• _Stored dataset items_:
-=-=-=-=-
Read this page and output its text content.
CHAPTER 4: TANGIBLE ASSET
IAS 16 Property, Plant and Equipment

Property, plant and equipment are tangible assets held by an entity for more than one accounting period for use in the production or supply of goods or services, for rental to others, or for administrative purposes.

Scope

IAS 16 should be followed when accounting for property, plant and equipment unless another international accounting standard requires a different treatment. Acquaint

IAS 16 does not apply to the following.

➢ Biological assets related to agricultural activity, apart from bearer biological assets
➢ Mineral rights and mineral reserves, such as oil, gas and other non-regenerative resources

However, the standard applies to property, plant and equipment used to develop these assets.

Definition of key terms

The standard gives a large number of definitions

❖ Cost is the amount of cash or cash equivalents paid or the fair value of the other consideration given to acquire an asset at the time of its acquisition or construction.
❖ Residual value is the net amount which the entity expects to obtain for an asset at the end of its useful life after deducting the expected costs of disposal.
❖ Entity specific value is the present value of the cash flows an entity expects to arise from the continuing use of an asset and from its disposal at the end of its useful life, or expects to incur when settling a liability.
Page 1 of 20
-=-=-=-=-
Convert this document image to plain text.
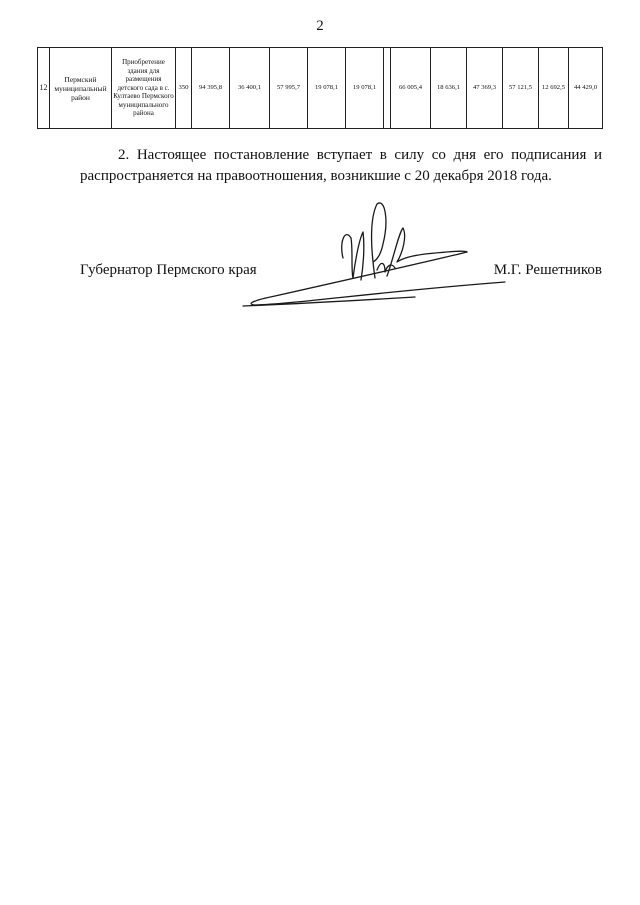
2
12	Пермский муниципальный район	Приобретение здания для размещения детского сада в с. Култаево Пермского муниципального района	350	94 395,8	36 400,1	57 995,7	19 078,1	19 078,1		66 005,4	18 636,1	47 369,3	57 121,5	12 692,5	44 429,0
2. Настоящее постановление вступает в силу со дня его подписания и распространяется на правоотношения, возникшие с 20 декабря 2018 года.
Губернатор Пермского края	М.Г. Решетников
-=-=-=-=-
• _JOB_: Copy in full each line that holds the word "this".

• _THE SOLUTION_:
Read this page and output its text content.
Convert this document image to plain text.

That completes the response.